EXERCISE INPUTS:
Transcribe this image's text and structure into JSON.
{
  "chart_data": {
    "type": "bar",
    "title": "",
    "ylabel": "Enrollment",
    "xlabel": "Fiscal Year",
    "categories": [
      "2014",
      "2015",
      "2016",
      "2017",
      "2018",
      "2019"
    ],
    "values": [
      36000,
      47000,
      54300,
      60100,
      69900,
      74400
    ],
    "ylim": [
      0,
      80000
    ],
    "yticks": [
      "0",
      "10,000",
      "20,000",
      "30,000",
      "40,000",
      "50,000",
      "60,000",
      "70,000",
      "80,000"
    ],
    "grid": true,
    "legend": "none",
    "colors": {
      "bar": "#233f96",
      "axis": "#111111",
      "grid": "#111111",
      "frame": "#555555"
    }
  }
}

AIM OF THE EXERCISE:
Recite the full listing above exactly.

RESULT OF THIS TASK:
Transcribe this image's text and structure into JSON.
{
  "chart_data": {
    "type": "bar",
    "title": "",
    "ylabel": "Enrollment",
    "xlabel": "Fiscal Year",
    "categories": [
      "2014",
      "2015",
      "2016",
      "2017",
      "2018",
      "2019"
    ],
    "values": [
      36000,
      47000,
      54300,
      60100,
      69900,
      74400
    ],
    "ylim": [
      0,
      80000
    ],
    "yticks": [
      "0",
      "10,000",
      "20,000",
      "30,000",
      "40,000",
      "50,000",
      "60,000",
      "70,000",
      "80,000"
    ],
    "grid": true,
    "legend": "none",
    "colors": {
      "bar": "#233f96",
      "axis": "#111111",
      "grid": "#111111",
      "frame": "#555555"
    }
  }
}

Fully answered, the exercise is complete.